Stored entries
——————

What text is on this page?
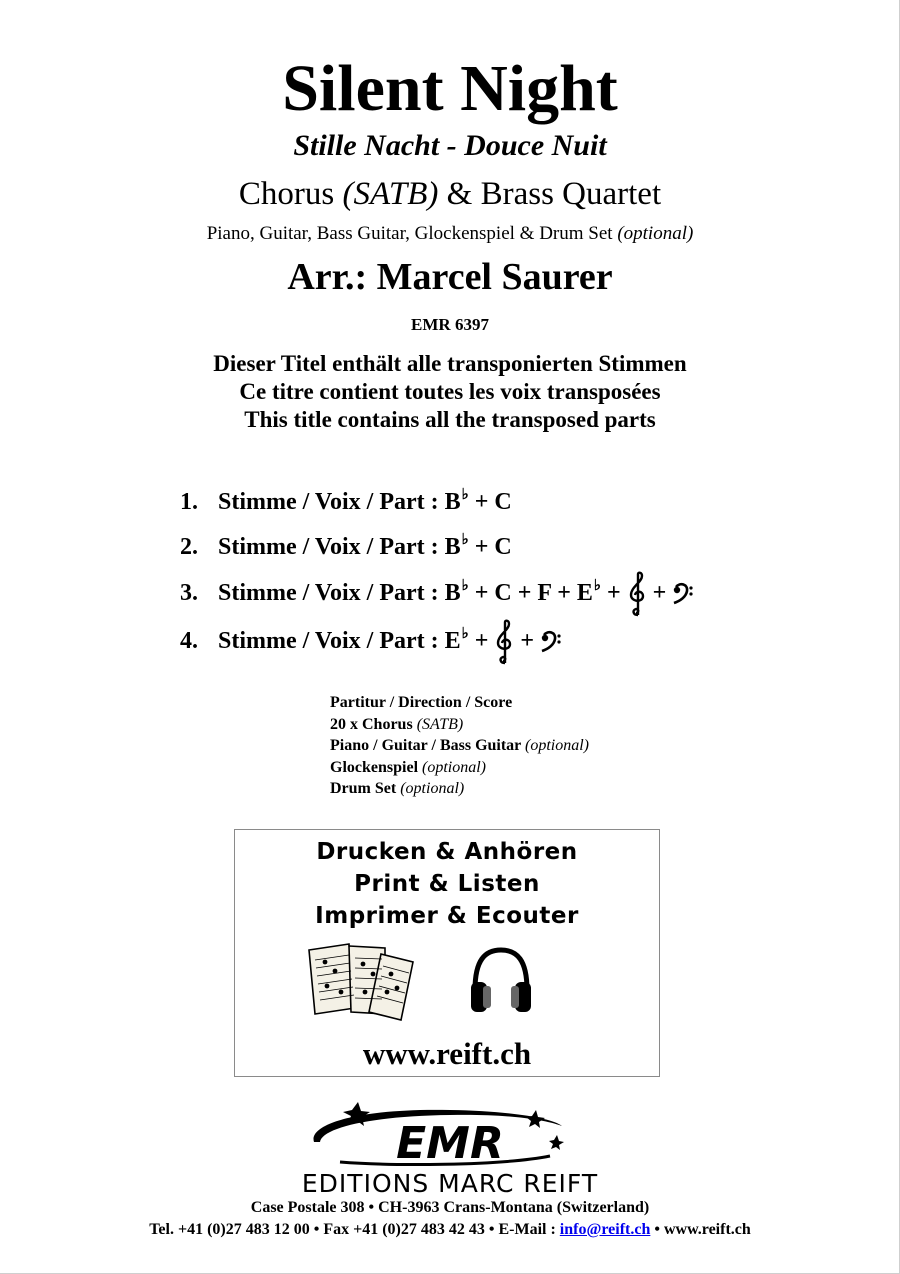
Silent Night
Stille Nacht - Douce Nuit
Chorus (SATB) & Brass Quartet
Piano, Guitar, Bass Guitar, Glockenspiel & Drum Set (optional)
Arr.: Marcel Saurer
EMR 6397
Dieser Titel enthält alle transponierten Stimmen
Ce titre contient toutes les voix transposées
This title contains all the transposed parts
1. Stimme / Voix / Part : B♭ + C
2. Stimme / Voix / Part : B♭ + C
3. Stimme / Voix / Part : B♭ + C + F + E♭ +  +
4. Stimme / Voix / Part : E♭ +  +
Partitur / Direction / Score
20 x Chorus (SATB)
Piano / Guitar / Bass Guitar (optional)
Glockenspiel (optional)
Drum Set (optional)
Drucken & Anhören
Print & Listen
Imprimer & Ecouter
www.reift.ch
EMR
EDITIONS MARC REIFT
Case Postale 308 • CH-3963 Crans-Montana (Switzerland)
Tel. +41 (0)27 483 12 00 • Fax +41 (0)27 483 42 43 • E-Mail : info@reift.ch • www.reift.ch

——————

#### [Given task]
Return, from the data, each line that has the word "SATB" in it.

#### [Reply to the exercise]
Chorus (SATB) & Brass Quartet
20 x Chorus (SATB)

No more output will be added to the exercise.